## start Record set
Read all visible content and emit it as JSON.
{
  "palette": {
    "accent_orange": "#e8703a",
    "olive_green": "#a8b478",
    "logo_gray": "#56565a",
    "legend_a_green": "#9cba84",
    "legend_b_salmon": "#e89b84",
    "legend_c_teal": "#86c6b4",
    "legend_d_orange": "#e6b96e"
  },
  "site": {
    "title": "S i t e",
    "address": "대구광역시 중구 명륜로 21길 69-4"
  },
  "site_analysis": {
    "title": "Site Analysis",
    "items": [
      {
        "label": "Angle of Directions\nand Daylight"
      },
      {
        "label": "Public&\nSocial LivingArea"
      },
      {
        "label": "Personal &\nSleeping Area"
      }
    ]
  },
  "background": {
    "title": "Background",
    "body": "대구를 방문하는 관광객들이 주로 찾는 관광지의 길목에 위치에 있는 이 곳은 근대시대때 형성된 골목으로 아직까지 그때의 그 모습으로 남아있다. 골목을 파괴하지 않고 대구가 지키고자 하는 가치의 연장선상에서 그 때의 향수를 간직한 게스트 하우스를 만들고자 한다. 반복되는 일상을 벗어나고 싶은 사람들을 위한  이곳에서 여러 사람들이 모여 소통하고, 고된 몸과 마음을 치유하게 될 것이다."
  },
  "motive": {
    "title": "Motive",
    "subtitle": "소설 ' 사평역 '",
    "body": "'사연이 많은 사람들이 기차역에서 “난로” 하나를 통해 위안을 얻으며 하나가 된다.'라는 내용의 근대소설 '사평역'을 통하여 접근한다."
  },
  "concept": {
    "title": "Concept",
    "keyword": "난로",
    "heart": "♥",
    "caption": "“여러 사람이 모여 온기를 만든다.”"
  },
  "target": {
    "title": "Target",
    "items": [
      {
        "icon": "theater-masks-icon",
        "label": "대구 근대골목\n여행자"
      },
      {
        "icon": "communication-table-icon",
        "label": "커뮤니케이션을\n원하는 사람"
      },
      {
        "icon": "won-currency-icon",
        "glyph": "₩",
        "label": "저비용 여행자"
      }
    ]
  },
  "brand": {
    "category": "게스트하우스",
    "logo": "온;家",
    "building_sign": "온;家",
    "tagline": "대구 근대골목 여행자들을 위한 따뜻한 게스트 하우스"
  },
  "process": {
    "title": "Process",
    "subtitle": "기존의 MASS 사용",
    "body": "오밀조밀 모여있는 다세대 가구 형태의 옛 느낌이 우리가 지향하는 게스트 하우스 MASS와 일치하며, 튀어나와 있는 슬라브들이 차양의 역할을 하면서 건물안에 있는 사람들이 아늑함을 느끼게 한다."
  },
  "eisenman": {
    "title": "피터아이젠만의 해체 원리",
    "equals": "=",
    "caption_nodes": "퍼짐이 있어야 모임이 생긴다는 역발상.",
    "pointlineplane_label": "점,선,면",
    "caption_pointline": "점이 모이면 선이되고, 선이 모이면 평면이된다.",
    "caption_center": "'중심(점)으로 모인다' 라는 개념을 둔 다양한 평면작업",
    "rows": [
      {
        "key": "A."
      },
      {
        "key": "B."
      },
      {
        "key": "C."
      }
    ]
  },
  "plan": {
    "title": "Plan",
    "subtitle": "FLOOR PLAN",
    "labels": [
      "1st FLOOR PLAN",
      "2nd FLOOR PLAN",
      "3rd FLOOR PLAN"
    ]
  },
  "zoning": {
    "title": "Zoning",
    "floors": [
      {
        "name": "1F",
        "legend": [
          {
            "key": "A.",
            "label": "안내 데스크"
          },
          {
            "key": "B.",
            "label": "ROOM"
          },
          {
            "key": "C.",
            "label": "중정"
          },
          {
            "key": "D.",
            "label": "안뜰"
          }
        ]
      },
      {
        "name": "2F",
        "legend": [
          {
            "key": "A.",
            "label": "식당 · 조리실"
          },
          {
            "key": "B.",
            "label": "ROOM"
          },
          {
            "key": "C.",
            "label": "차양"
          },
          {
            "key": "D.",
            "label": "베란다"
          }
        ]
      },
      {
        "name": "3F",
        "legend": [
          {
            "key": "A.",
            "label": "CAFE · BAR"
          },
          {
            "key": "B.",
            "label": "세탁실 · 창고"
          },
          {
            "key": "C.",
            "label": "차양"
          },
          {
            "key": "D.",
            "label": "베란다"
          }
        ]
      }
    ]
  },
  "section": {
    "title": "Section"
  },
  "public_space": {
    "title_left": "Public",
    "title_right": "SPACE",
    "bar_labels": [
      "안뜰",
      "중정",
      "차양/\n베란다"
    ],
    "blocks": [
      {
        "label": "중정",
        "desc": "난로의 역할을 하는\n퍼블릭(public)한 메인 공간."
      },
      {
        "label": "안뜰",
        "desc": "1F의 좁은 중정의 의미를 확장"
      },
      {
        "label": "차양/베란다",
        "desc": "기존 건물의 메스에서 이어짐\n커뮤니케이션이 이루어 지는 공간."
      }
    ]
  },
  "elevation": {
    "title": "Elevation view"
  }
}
## end Record set
#### Written instruction
Print the listing above in full, exactly as it is.

#### Written answer
Read all visible content and emit it as JSON.
{
  "palette": {
    "accent_orange": "#e8703a",
    "olive_green": "#a8b478",
    "logo_gray": "#56565a",
    "legend_a_green": "#9cba84",
    "legend_b_salmon": "#e89b84",
    "legend_c_teal": "#86c6b4",
    "legend_d_orange": "#e6b96e"
  },
  "site": {
    "title": "S i t e",
    "address": "대구광역시 중구 명륜로 21길 69-4"
  },
  "site_analysis": {
    "title": "Site Analysis",
    "items": [
      {
        "label": "Angle of Directions\nand Daylight"
      },
      {
        "label": "Public&\nSocial LivingArea"
      },
      {
        "label": "Personal &\nSleeping Area"
      }
    ]
  },
  "background": {
    "title": "Background",
    "body": "대구를 방문하는 관광객들이 주로 찾는 관광지의 길목에 위치에 있는 이 곳은 근대시대때 형성된 골목으로 아직까지 그때의 그 모습으로 남아있다. 골목을 파괴하지 않고 대구가 지키고자 하는 가치의 연장선상에서 그 때의 향수를 간직한 게스트 하우스를 만들고자 한다. 반복되는 일상을 벗어나고 싶은 사람들을 위한  이곳에서 여러 사람들이 모여 소통하고, 고된 몸과 마음을 치유하게 될 것이다."
  },
  "motive": {
    "title": "Motive",
    "subtitle": "소설 ' 사평역 '",
    "body": "'사연이 많은 사람들이 기차역에서 “난로” 하나를 통해 위안을 얻으며 하나가 된다.'라는 내용의 근대소설 '사평역'을 통하여 접근한다."
  },
  "concept": {
    "title": "Concept",
    "keyword": "난로",
    "heart": "♥",
    "caption": "“여러 사람이 모여 온기를 만든다.”"
  },
  "target": {
    "title": "Target",
    "items": [
      {
        "icon": "theater-masks-icon",
        "label": "대구 근대골목\n여행자"
      },
      {
        "icon": "communication-table-icon",
        "label": "커뮤니케이션을\n원하는 사람"
      },
      {
        "icon": "won-currency-icon",
        "glyph": "₩",
        "label": "저비용 여행자"
      }
    ]
  },
  "brand": {
    "category": "게스트하우스",
    "logo": "온;家",
    "building_sign": "온;家",
    "tagline": "대구 근대골목 여행자들을 위한 따뜻한 게스트 하우스"
  },
  "process": {
    "title": "Process",
    "subtitle": "기존의 MASS 사용",
    "body": "오밀조밀 모여있는 다세대 가구 형태의 옛 느낌이 우리가 지향하는 게스트 하우스 MASS와 일치하며, 튀어나와 있는 슬라브들이 차양의 역할을 하면서 건물안에 있는 사람들이 아늑함을 느끼게 한다."
  },
  "eisenman": {
    "title": "피터아이젠만의 해체 원리",
    "equals": "=",
    "caption_nodes": "퍼짐이 있어야 모임이 생긴다는 역발상.",
    "pointlineplane_label": "점,선,면",
    "caption_pointline": "점이 모이면 선이되고, 선이 모이면 평면이된다.",
    "caption_center": "'중심(점)으로 모인다' 라는 개념을 둔 다양한 평면작업",
    "rows": [
      {
        "key": "A."
      },
      {
        "key": "B."
      },
      {
        "key": "C."
      }
    ]
  },
  "plan": {
    "title": "Plan",
    "subtitle": "FLOOR PLAN",
    "labels": [
      "1st FLOOR PLAN",
      "2nd FLOOR PLAN",
      "3rd FLOOR PLAN"
    ]
  },
  "zoning": {
    "title": "Zoning",
    "floors": [
      {
        "name": "1F",
        "legend": [
          {
            "key": "A.",
            "label": "안내 데스크"
          },
          {
            "key": "B.",
            "label": "ROOM"
          },
          {
            "key": "C.",
            "label": "중정"
          },
          {
            "key": "D.",
            "label": "안뜰"
          }
        ]
      },
      {
        "name": "2F",
        "legend": [
          {
            "key": "A.",
            "label": "식당 · 조리실"
          },
          {
            "key": "B.",
            "label": "ROOM"
          },
          {
            "key": "C.",
            "label": "차양"
          },
          {
            "key": "D.",
            "label": "베란다"
          }
        ]
      },
      {
        "name": "3F",
        "legend": [
          {
            "key": "A.",
            "label": "CAFE · BAR"
          },
          {
            "key": "B.",
            "label": "세탁실 · 창고"
          },
          {
            "key": "C.",
            "label": "차양"
          },
          {
            "key": "D.",
            "label": "베란다"
          }
        ]
      }
    ]
  },
  "section": {
    "title": "Section"
  },
  "public_space": {
    "title_left": "Public",
    "title_right": "SPACE",
    "bar_labels": [
      "안뜰",
      "중정",
      "차양/\n베란다"
    ],
    "blocks": [
      {
        "label": "중정",
        "desc": "난로의 역할을 하는\n퍼블릭(public)한 메인 공간."
      },
      {
        "label": "안뜰",
        "desc": "1F의 좁은 중정의 의미를 확장"
      },
      {
        "label": "차양/베란다",
        "desc": "기존 건물의 메스에서 이어짐\n커뮤니케이션이 이루어 지는 공간."
      }
    ]
  },
  "elevation": {
    "title": "Elevation view"
  }
}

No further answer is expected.